**Job:**
Reproduce all of the data word for word.

[Records from a data collection]

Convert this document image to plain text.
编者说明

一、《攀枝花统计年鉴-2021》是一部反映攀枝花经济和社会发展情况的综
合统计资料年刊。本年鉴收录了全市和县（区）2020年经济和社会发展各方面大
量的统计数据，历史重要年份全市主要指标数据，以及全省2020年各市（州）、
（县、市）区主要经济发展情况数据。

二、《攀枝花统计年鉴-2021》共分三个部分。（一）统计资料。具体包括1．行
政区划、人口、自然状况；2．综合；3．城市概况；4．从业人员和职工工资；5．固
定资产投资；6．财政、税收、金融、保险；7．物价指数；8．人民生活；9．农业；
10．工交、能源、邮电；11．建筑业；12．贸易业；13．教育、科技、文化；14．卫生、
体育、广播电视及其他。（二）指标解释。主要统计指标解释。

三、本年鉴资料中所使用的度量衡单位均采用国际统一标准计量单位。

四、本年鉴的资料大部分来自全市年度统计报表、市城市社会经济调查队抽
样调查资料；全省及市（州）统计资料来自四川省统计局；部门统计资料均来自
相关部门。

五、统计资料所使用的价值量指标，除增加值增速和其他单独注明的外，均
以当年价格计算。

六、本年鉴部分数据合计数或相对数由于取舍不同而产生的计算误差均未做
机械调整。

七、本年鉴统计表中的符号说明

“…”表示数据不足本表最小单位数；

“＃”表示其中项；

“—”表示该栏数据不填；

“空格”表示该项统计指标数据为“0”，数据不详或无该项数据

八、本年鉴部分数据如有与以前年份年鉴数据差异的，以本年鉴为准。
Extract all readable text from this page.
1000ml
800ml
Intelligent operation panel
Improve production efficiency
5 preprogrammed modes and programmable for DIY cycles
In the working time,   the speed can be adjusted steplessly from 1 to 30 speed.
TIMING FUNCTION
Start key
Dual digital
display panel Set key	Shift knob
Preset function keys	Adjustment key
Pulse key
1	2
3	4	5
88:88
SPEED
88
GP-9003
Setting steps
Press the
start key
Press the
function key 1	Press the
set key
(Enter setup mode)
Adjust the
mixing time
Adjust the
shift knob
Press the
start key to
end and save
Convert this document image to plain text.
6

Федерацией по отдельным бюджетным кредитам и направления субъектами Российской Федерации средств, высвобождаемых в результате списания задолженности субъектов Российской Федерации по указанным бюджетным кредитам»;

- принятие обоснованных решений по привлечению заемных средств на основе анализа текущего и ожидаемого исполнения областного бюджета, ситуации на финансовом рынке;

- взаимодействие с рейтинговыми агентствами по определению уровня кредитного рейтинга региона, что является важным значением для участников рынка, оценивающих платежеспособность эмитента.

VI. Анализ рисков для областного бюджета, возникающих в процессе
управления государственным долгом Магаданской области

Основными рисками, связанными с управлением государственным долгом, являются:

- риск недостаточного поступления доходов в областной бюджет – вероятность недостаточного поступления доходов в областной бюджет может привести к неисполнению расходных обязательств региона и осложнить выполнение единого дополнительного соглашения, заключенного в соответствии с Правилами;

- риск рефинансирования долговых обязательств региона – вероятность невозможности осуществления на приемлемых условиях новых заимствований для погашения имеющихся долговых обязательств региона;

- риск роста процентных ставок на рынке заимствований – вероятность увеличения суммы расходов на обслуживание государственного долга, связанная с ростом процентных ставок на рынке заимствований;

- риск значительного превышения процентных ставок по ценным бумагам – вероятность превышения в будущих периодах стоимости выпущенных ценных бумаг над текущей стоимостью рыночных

**Reply:**
Convert this document image to plain text.
编者说明

一、《攀枝花统计年鉴-2021》是一部反映攀枝花经济和社会发展情况的综
合统计资料年刊。本年鉴收录了全市和县（区）2020年经济和社会发展各方面大
量的统计数据，历史重要年份全市主要指标数据，以及全省2020年各市（州）、
（县、市）区主要经济发展情况数据。

二、《攀枝花统计年鉴-2021》共分三个部分。（一）统计资料。具体包括1．行
政区划、人口、自然状况；2．综合；3．城市概况；4．从业人员和职工工资；5．固
定资产投资；6．财政、税收、金融、保险；7．物价指数；8．人民生活；9．农业；
10．工交、能源、邮电；11．建筑业；12．贸易业；13．教育、科技、文化；14．卫生、
体育、广播电视及其他。（二）指标解释。主要统计指标解释。

三、本年鉴资料中所使用的度量衡单位均采用国际统一标准计量单位。

四、本年鉴的资料大部分来自全市年度统计报表、市城市社会经济调查队抽
样调查资料；全省及市（州）统计资料来自四川省统计局；部门统计资料均来自
相关部门。

五、统计资料所使用的价值量指标，除增加值增速和其他单独注明的外，均
以当年价格计算。

六、本年鉴部分数据合计数或相对数由于取舍不同而产生的计算误差均未做
机械调整。

七、本年鉴统计表中的符号说明

“…”表示数据不足本表最小单位数；

“＃”表示其中项；

“—”表示该栏数据不填；

“空格”表示该项统计指标数据为“0”，数据不详或无该项数据

八、本年鉴部分数据如有与以前年份年鉴数据差异的，以本年鉴为准。
Extract all readable text from this page.
1000ml
800ml
Intelligent operation panel
Improve production efficiency
5 preprogrammed modes and programmable for DIY cycles
In the working time,   the speed can be adjusted steplessly from 1 to 30 speed.
TIMING FUNCTION
Start key
Dual digital
display panel Set key	Shift knob
Preset function keys	Adjustment key
Pulse key
1	2
3	4	5
88:88
SPEED
88
GP-9003
Setting steps
Press the
start key
Press the
function key 1	Press the
set key
(Enter setup mode)
Adjust the
mixing time
Adjust the
shift knob
Press the
start key to
end and save
Convert this document image to plain text.
6

Федерацией по отдельным бюджетным кредитам и направления субъектами Российской Федерации средств, высвобождаемых в результате списания задолженности субъектов Российской Федерации по указанным бюджетным кредитам»;

- принятие обоснованных решений по привлечению заемных средств на основе анализа текущего и ожидаемого исполнения областного бюджета, ситуации на финансовом рынке;

- взаимодействие с рейтинговыми агентствами по определению уровня кредитного рейтинга региона, что является важным значением для участников рынка, оценивающих платежеспособность эмитента.

VI. Анализ рисков для областного бюджета, возникающих в процессе
управления государственным долгом Магаданской области

Основными рисками, связанными с управлением государственным долгом, являются:

- риск недостаточного поступления доходов в областной бюджет – вероятность недостаточного поступления доходов в областной бюджет может привести к неисполнению расходных обязательств региона и осложнить выполнение единого дополнительного соглашения, заключенного в соответствии с Правилами;

- риск рефинансирования долговых обязательств региона – вероятность невозможности осуществления на приемлемых условиях новых заимствований для погашения имеющихся долговых обязательств региона;

- риск роста процентных ставок на рынке заимствований – вероятность увеличения суммы расходов на обслуживание государственного долга, связанная с ростом процентных ставок на рынке заимствований;

- риск значительного превышения процентных ставок по ценным бумагам – вероятность превышения в будущих периодах стоимости выпущенных ценных бумаг над текущей стоимостью рыночных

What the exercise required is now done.